-- WHAT IS EXPECTED --
Copy every line of the data that includes the string "injection".

-- TASK INPUTS --
┄┄┄┄┄┄┄┄┄┄

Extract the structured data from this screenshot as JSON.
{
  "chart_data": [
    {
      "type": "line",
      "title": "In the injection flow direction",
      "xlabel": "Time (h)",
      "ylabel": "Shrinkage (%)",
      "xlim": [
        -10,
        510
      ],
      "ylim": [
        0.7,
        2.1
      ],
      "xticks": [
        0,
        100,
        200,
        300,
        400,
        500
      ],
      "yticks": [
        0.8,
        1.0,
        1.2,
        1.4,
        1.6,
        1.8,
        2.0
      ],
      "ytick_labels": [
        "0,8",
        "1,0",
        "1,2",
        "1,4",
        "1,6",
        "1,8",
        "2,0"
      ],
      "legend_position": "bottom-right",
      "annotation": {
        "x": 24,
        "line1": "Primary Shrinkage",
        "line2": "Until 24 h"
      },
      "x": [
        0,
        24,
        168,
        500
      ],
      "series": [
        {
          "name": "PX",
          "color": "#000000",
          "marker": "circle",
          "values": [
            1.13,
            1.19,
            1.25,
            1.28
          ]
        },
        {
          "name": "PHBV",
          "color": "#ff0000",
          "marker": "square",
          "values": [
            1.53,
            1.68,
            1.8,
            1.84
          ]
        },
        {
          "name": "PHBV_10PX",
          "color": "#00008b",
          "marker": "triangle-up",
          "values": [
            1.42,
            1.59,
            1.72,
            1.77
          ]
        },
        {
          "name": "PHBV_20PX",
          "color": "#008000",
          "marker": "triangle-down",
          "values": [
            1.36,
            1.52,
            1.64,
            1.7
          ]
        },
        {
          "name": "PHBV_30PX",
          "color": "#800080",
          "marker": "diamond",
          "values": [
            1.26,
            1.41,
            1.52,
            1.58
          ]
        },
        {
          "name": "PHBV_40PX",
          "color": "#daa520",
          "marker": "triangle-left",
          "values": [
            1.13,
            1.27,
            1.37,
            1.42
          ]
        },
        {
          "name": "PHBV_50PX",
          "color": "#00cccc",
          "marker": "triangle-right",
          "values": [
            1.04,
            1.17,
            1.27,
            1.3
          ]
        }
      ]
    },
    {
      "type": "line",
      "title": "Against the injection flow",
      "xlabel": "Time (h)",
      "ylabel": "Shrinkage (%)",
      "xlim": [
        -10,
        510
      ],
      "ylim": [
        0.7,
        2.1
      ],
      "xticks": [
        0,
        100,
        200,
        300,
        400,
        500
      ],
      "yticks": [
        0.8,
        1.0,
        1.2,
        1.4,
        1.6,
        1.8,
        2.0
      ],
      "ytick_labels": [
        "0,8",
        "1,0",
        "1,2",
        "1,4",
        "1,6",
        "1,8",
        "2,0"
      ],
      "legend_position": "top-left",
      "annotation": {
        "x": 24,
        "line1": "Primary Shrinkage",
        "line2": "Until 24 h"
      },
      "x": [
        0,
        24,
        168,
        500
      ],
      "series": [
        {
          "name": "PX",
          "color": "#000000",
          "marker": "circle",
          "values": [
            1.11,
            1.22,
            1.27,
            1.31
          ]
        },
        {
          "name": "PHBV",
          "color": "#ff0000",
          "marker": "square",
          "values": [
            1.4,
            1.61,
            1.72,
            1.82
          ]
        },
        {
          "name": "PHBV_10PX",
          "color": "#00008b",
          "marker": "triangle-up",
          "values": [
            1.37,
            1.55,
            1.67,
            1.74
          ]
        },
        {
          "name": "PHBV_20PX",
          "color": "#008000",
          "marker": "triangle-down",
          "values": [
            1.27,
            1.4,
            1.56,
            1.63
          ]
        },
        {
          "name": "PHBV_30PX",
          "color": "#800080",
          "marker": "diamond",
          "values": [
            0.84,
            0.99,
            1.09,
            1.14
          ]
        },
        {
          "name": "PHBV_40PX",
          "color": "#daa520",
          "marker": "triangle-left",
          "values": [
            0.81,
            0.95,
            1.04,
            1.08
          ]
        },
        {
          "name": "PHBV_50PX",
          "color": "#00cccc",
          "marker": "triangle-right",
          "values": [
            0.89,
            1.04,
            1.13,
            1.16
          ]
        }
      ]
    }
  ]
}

┄┄┄┄┄┄┄┄┄┄

-- COMPLETE OUTPUT --
      "title": "In the injection flow direction",
      "title": "Against the injection flow",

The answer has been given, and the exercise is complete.